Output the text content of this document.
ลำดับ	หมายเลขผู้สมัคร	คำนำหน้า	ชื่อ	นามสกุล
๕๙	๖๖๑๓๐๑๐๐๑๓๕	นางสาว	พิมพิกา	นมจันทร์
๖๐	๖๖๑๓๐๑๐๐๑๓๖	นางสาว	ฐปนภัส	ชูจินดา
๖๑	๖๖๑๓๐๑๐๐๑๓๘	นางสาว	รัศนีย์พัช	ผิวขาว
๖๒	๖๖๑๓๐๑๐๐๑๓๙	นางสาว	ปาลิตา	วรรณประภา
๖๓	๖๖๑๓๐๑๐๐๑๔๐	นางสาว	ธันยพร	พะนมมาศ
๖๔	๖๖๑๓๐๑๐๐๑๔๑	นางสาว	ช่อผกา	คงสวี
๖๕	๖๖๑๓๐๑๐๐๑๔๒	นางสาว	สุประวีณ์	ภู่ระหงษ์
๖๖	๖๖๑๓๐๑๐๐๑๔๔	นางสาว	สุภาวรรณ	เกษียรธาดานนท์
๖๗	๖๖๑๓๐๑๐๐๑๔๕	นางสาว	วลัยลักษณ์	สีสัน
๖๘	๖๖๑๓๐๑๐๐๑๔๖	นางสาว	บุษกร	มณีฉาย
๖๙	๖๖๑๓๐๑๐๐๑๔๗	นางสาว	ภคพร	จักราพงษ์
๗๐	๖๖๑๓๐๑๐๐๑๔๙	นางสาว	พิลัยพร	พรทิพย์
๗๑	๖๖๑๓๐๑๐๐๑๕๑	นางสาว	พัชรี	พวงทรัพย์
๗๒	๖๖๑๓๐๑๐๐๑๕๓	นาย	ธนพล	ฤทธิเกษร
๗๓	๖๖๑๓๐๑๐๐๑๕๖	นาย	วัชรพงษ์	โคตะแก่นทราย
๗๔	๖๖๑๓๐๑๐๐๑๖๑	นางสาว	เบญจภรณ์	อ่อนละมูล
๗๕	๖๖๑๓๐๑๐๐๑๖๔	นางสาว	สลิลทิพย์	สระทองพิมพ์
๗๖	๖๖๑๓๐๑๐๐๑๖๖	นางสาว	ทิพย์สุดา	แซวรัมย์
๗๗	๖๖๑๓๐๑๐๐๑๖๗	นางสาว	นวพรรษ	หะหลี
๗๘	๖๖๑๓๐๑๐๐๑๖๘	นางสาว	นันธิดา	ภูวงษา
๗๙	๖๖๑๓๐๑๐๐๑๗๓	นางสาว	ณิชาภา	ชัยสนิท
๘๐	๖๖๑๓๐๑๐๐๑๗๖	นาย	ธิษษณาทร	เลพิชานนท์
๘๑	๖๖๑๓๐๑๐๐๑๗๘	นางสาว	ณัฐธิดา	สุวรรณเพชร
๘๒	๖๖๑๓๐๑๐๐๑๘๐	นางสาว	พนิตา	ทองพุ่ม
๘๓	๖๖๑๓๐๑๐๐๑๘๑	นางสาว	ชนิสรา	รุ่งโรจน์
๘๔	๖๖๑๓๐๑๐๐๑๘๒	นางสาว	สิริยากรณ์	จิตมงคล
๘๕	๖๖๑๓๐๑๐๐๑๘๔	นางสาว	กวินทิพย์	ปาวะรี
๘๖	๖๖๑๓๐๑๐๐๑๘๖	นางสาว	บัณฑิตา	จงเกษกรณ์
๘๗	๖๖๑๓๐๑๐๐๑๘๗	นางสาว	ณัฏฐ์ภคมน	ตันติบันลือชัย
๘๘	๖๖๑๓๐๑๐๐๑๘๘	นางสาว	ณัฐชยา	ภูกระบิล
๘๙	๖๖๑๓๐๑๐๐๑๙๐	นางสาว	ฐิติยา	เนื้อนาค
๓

◆ REQUEST: Return all the data exactly as given.

◆ WRITTEN ANSWER:
Output the text content of this document.
ลำดับ	หมายเลขผู้สมัคร	คำนำหน้า	ชื่อ	นามสกุล
๕๙	๖๖๑๓๐๑๐๐๑๓๕	นางสาว	พิมพิกา	นมจันทร์
๖๐	๖๖๑๓๐๑๐๐๑๓๖	นางสาว	ฐปนภัส	ชูจินดา
๖๑	๖๖๑๓๐๑๐๐๑๓๘	นางสาว	รัศนีย์พัช	ผิวขาว
๖๒	๖๖๑๓๐๑๐๐๑๓๙	นางสาว	ปาลิตา	วรรณประภา
๖๓	๖๖๑๓๐๑๐๐๑๔๐	นางสาว	ธันยพร	พะนมมาศ
๖๔	๖๖๑๓๐๑๐๐๑๔๑	นางสาว	ช่อผกา	คงสวี
๖๕	๖๖๑๓๐๑๐๐๑๔๒	นางสาว	สุประวีณ์	ภู่ระหงษ์
๖๖	๖๖๑๓๐๑๐๐๑๔๔	นางสาว	สุภาวรรณ	เกษียรธาดานนท์
๖๗	๖๖๑๓๐๑๐๐๑๔๕	นางสาว	วลัยลักษณ์	สีสัน
๖๘	๖๖๑๓๐๑๐๐๑๔๖	นางสาว	บุษกร	มณีฉาย
๖๙	๖๖๑๓๐๑๐๐๑๔๗	นางสาว	ภคพร	จักราพงษ์
๗๐	๖๖๑๓๐๑๐๐๑๔๙	นางสาว	พิลัยพร	พรทิพย์
๗๑	๖๖๑๓๐๑๐๐๑๕๑	นางสาว	พัชรี	พวงทรัพย์
๗๒	๖๖๑๓๐๑๐๐๑๕๓	นาย	ธนพล	ฤทธิเกษร
๗๓	๖๖๑๓๐๑๐๐๑๕๖	นาย	วัชรพงษ์	โคตะแก่นทราย
๗๔	๖๖๑๓๐๑๐๐๑๖๑	นางสาว	เบญจภรณ์	อ่อนละมูล
๗๕	๖๖๑๓๐๑๐๐๑๖๔	นางสาว	สลิลทิพย์	สระทองพิมพ์
๗๖	๖๖๑๓๐๑๐๐๑๖๖	นางสาว	ทิพย์สุดา	แซวรัมย์
๗๗	๖๖๑๓๐๑๐๐๑๖๗	นางสาว	นวพรรษ	หะหลี
๗๘	๖๖๑๓๐๑๐๐๑๖๘	นางสาว	นันธิดา	ภูวงษา
๗๙	๖๖๑๓๐๑๐๐๑๗๓	นางสาว	ณิชาภา	ชัยสนิท
๘๐	๖๖๑๓๐๑๐๐๑๗๖	นาย	ธิษษณาทร	เลพิชานนท์
๘๑	๖๖๑๓๐๑๐๐๑๗๘	นางสาว	ณัฐธิดา	สุวรรณเพชร
๘๒	๖๖๑๓๐๑๐๐๑๘๐	นางสาว	พนิตา	ทองพุ่ม
๘๓	๖๖๑๓๐๑๐๐๑๘๑	นางสาว	ชนิสรา	รุ่งโรจน์
๘๔	๖๖๑๓๐๑๐๐๑๘๒	นางสาว	สิริยากรณ์	จิตมงคล
๘๕	๖๖๑๓๐๑๐๐๑๘๔	นางสาว	กวินทิพย์	ปาวะรี
๘๖	๖๖๑๓๐๑๐๐๑๘๖	นางสาว	บัณฑิตา	จงเกษกรณ์
๘๗	๖๖๑๓๐๑๐๐๑๘๗	นางสาว	ณัฏฐ์ภคมน	ตันติบันลือชัย
๘๘	๖๖๑๓๐๑๐๐๑๘๘	นางสาว	ณัฐชยา	ภูกระบิล
๘๙	๖๖๑๓๐๑๐๐๑๙๐	นางสาว	ฐิติยา	เนื้อนาค
๓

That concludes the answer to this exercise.